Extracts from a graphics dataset
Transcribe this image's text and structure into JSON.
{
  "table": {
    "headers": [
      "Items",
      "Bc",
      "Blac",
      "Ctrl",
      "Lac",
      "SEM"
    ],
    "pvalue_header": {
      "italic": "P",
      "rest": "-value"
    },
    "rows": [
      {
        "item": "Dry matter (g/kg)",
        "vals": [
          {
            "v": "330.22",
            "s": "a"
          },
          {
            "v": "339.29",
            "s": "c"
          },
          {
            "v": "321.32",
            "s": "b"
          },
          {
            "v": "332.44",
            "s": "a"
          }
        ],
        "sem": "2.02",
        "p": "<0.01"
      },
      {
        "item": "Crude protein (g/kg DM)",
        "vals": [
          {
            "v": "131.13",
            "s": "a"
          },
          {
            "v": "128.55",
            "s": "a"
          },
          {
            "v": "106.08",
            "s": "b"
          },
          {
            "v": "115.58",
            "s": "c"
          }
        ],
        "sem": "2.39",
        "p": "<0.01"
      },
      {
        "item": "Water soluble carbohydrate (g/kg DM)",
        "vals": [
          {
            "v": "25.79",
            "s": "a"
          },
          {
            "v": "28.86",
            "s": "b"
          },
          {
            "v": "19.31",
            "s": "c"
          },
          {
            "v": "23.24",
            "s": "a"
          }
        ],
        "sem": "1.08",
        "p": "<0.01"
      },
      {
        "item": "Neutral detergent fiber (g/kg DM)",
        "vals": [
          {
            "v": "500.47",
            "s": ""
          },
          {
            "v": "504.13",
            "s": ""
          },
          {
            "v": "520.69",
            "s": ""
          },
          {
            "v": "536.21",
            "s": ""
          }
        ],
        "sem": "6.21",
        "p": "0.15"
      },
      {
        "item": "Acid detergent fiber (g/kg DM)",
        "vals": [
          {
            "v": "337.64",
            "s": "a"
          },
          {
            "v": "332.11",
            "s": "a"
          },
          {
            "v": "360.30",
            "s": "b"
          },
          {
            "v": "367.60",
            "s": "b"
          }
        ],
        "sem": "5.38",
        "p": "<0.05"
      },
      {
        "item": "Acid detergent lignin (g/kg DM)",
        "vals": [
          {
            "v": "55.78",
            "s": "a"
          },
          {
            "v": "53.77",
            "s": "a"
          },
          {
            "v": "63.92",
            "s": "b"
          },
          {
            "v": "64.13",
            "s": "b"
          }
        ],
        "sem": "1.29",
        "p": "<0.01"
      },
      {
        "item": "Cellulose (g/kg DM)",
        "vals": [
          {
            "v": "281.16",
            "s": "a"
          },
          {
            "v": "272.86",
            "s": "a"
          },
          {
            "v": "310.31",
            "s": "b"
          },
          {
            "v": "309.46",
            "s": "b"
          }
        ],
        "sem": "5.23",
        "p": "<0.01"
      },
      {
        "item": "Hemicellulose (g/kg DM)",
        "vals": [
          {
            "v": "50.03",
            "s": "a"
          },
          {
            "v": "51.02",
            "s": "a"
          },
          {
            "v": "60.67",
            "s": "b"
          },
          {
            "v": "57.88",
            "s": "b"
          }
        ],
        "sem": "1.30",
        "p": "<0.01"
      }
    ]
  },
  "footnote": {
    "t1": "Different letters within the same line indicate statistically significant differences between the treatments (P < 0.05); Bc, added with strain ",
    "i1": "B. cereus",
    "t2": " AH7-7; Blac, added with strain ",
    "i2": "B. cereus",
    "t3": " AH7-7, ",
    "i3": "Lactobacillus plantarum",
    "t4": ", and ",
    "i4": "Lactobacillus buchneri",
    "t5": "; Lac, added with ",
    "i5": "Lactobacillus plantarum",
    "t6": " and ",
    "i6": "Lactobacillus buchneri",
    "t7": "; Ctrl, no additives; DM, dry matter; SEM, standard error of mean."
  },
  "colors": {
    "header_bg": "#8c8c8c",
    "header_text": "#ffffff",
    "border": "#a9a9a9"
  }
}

## Exercise objective
All lines from the records above should be copied exactly.

## Answer space
Transcribe this image's text and structure into JSON.
{
  "table": {
    "headers": [
      "Items",
      "Bc",
      "Blac",
      "Ctrl",
      "Lac",
      "SEM"
    ],
    "pvalue_header": {
      "italic": "P",
      "rest": "-value"
    },
    "rows": [
      {
        "item": "Dry matter (g/kg)",
        "vals": [
          {
            "v": "330.22",
            "s": "a"
          },
          {
            "v": "339.29",
            "s": "c"
          },
          {
            "v": "321.32",
            "s": "b"
          },
          {
            "v": "332.44",
            "s": "a"
          }
        ],
        "sem": "2.02",
        "p": "<0.01"
      },
      {
        "item": "Crude protein (g/kg DM)",
        "vals": [
          {
            "v": "131.13",
            "s": "a"
          },
          {
            "v": "128.55",
            "s": "a"
          },
          {
            "v": "106.08",
            "s": "b"
          },
          {
            "v": "115.58",
            "s": "c"
          }
        ],
        "sem": "2.39",
        "p": "<0.01"
      },
      {
        "item": "Water soluble carbohydrate (g/kg DM)",
        "vals": [
          {
            "v": "25.79",
            "s": "a"
          },
          {
            "v": "28.86",
            "s": "b"
          },
          {
            "v": "19.31",
            "s": "c"
          },
          {
            "v": "23.24",
            "s": "a"
          }
        ],
        "sem": "1.08",
        "p": "<0.01"
      },
      {
        "item": "Neutral detergent fiber (g/kg DM)",
        "vals": [
          {
            "v": "500.47",
            "s": ""
          },
          {
            "v": "504.13",
            "s": ""
          },
          {
            "v": "520.69",
            "s": ""
          },
          {
            "v": "536.21",
            "s": ""
          }
        ],
        "sem": "6.21",
        "p": "0.15"
      },
      {
        "item": "Acid detergent fiber (g/kg DM)",
        "vals": [
          {
            "v": "337.64",
            "s": "a"
          },
          {
            "v": "332.11",
            "s": "a"
          },
          {
            "v": "360.30",
            "s": "b"
          },
          {
            "v": "367.60",
            "s": "b"
          }
        ],
        "sem": "5.38",
        "p": "<0.05"
      },
      {
        "item": "Acid detergent lignin (g/kg DM)",
        "vals": [
          {
            "v": "55.78",
            "s": "a"
          },
          {
            "v": "53.77",
            "s": "a"
          },
          {
            "v": "63.92",
            "s": "b"
          },
          {
            "v": "64.13",
            "s": "b"
          }
        ],
        "sem": "1.29",
        "p": "<0.01"
      },
      {
        "item": "Cellulose (g/kg DM)",
        "vals": [
          {
            "v": "281.16",
            "s": "a"
          },
          {
            "v": "272.86",
            "s": "a"
          },
          {
            "v": "310.31",
            "s": "b"
          },
          {
            "v": "309.46",
            "s": "b"
          }
        ],
        "sem": "5.23",
        "p": "<0.01"
      },
      {
        "item": "Hemicellulose (g/kg DM)",
        "vals": [
          {
            "v": "50.03",
            "s": "a"
          },
          {
            "v": "51.02",
            "s": "a"
          },
          {
            "v": "60.67",
            "s": "b"
          },
          {
            "v": "57.88",
            "s": "b"
          }
        ],
        "sem": "1.30",
        "p": "<0.01"
      }
    ]
  },
  "footnote": {
    "t1": "Different letters within the same line indicate statistically significant differences between the treatments (P < 0.05); Bc, added with strain ",
    "i1": "B. cereus",
    "t2": " AH7-7; Blac, added with strain ",
    "i2": "B. cereus",
    "t3": " AH7-7, ",
    "i3": "Lactobacillus plantarum",
    "t4": ", and ",
    "i4": "Lactobacillus buchneri",
    "t5": "; Lac, added with ",
    "i5": "Lactobacillus plantarum",
    "t6": " and ",
    "i6": "Lactobacillus buchneri",
    "t7": "; Ctrl, no additives; DM, dry matter; SEM, standard error of mean."
  },
  "colors": {
    "header_bg": "#8c8c8c",
    "header_text": "#ffffff",
    "border": "#a9a9a9"
  }
}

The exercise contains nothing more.